## Records for this exercise
—————

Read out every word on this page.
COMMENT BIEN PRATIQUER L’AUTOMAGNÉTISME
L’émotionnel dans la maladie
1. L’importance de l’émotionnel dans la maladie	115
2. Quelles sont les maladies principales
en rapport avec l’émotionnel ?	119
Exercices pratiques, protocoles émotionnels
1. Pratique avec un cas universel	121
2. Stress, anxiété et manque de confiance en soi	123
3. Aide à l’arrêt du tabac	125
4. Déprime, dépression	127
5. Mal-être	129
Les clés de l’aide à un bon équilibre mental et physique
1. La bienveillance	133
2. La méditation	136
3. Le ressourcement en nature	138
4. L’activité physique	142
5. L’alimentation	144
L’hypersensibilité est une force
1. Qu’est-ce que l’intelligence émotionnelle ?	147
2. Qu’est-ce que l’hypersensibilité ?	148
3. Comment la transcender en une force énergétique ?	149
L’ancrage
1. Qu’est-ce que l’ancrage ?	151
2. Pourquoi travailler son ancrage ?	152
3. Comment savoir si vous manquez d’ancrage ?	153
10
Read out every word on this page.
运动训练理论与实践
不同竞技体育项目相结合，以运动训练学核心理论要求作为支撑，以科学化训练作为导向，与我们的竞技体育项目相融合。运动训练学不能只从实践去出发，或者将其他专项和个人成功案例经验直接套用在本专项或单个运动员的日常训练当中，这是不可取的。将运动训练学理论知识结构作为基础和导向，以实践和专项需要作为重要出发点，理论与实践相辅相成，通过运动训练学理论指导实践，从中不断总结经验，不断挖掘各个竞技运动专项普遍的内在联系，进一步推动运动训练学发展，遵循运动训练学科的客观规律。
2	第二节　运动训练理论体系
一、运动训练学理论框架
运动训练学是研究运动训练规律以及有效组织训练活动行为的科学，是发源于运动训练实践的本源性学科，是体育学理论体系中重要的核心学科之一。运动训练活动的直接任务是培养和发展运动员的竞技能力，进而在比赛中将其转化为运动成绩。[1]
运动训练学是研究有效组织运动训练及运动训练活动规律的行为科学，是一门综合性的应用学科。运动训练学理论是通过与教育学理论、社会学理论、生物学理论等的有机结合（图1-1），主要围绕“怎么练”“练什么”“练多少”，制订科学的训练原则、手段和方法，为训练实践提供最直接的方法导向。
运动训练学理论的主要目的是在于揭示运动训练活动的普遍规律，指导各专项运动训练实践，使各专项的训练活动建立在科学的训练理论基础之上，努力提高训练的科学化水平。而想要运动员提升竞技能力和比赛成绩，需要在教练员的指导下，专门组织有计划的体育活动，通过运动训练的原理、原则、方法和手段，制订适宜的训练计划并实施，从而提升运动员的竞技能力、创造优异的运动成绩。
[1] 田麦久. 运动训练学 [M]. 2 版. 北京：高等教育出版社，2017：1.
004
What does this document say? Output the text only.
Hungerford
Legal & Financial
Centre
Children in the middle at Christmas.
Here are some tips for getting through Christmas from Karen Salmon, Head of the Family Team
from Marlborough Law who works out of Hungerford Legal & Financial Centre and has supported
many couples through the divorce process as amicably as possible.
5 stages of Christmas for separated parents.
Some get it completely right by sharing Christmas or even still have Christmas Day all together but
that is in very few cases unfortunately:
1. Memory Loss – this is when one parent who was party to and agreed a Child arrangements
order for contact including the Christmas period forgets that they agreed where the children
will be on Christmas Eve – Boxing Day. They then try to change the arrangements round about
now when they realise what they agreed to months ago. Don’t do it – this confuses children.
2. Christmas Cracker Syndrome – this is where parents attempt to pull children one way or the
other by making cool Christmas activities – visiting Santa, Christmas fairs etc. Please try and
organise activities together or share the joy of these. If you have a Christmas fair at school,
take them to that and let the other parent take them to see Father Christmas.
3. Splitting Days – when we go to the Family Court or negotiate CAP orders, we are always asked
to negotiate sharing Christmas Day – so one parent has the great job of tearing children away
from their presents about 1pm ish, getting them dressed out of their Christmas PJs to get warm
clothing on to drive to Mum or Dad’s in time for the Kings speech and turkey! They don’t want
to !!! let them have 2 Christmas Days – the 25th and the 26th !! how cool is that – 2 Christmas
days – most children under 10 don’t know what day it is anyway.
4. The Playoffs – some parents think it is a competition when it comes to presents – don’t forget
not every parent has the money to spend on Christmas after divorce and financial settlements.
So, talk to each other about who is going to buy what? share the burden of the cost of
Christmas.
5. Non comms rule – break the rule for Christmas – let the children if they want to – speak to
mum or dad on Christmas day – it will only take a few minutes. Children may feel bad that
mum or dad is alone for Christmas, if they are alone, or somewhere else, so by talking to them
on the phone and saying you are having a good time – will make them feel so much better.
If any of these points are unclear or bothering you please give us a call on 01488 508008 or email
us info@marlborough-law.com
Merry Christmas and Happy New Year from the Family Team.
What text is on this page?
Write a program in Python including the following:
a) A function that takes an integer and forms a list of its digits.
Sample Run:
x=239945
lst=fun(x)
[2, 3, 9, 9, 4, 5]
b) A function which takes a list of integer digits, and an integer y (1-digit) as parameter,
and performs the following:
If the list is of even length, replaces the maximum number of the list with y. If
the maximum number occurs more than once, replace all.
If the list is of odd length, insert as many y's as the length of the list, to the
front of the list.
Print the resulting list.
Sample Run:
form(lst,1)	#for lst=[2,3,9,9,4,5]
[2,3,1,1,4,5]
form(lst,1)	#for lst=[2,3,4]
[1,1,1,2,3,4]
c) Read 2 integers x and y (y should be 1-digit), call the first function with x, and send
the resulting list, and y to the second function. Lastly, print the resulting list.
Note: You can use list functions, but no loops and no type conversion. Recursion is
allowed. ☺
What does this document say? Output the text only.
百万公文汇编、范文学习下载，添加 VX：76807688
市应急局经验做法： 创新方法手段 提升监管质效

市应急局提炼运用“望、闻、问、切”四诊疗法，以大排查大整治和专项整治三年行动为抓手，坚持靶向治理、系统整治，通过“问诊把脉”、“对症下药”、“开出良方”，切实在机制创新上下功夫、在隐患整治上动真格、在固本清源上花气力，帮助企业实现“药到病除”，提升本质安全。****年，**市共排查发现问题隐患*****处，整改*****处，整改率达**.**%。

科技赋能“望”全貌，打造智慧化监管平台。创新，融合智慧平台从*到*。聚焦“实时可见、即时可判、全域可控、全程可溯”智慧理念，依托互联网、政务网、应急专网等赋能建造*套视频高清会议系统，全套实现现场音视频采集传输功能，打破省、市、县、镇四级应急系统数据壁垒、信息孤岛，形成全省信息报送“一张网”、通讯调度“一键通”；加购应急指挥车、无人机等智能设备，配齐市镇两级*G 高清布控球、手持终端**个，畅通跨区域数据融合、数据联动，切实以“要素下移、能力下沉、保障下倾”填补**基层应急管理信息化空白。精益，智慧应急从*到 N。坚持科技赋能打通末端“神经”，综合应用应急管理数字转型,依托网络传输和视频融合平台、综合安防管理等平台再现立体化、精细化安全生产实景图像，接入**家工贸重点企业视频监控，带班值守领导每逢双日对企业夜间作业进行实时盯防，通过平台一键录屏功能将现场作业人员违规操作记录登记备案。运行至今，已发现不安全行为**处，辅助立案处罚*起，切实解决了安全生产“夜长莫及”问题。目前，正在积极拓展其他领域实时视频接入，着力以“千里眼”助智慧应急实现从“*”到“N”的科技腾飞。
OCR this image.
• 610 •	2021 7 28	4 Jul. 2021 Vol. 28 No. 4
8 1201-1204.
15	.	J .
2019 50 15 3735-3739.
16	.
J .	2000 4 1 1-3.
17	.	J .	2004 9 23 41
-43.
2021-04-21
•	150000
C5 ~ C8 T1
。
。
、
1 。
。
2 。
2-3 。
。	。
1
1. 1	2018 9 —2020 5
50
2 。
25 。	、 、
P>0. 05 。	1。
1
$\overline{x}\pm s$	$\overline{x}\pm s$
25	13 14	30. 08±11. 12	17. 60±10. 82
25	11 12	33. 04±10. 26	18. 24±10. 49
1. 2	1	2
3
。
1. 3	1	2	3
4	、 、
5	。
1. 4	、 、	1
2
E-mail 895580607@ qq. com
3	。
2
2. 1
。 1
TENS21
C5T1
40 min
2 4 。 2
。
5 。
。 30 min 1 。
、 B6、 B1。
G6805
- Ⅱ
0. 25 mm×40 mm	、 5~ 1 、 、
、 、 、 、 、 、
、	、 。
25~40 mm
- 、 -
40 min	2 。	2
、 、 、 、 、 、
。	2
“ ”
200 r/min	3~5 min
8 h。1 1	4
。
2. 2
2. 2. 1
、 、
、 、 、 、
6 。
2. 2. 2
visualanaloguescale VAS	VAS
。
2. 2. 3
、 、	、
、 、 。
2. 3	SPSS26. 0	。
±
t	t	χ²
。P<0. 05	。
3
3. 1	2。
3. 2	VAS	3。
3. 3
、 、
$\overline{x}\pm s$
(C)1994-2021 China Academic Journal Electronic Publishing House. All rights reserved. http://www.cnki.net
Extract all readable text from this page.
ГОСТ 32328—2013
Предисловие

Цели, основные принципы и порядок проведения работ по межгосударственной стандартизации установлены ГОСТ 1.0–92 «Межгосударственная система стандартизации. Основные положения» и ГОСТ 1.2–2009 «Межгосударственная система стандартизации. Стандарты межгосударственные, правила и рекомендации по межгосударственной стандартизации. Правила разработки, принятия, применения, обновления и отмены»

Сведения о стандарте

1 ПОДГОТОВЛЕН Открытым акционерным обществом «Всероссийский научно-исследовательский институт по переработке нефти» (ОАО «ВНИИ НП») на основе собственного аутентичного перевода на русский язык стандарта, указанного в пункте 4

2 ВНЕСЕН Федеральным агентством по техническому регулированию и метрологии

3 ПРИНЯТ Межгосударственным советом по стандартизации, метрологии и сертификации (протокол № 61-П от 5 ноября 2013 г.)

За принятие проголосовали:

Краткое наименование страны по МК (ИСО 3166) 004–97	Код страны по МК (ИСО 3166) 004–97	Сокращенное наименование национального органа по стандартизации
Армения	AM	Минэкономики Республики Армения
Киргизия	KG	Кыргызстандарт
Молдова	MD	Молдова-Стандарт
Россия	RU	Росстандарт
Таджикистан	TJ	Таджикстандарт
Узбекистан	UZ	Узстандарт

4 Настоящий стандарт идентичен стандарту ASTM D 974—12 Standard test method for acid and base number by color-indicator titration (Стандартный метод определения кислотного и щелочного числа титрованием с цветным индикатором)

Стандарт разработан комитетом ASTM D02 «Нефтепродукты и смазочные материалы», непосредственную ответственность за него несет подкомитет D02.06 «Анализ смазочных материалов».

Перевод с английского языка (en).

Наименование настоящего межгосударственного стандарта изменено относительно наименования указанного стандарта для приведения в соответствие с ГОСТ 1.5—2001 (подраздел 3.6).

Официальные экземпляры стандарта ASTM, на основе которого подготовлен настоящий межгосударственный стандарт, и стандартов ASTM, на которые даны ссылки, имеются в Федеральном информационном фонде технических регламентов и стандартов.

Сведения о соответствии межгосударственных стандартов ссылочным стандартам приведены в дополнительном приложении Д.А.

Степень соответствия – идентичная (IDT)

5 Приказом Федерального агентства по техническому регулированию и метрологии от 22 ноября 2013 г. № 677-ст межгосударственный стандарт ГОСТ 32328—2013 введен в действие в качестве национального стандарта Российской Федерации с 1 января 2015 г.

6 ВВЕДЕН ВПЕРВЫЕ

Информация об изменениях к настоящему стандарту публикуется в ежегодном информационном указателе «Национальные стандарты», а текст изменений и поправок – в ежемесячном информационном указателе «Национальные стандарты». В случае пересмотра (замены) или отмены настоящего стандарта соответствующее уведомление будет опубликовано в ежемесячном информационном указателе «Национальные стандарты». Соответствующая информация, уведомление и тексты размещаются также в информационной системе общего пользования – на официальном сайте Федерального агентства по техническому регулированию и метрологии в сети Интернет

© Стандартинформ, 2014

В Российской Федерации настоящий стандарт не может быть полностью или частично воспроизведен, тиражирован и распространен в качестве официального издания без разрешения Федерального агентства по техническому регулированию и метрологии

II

—————

## Aim of the task
Show the lines that mention the word "Hungerford".

## Reply
Hungerford
from Marlborough Law who works out of Hungerford Legal & Financial Centre and has supported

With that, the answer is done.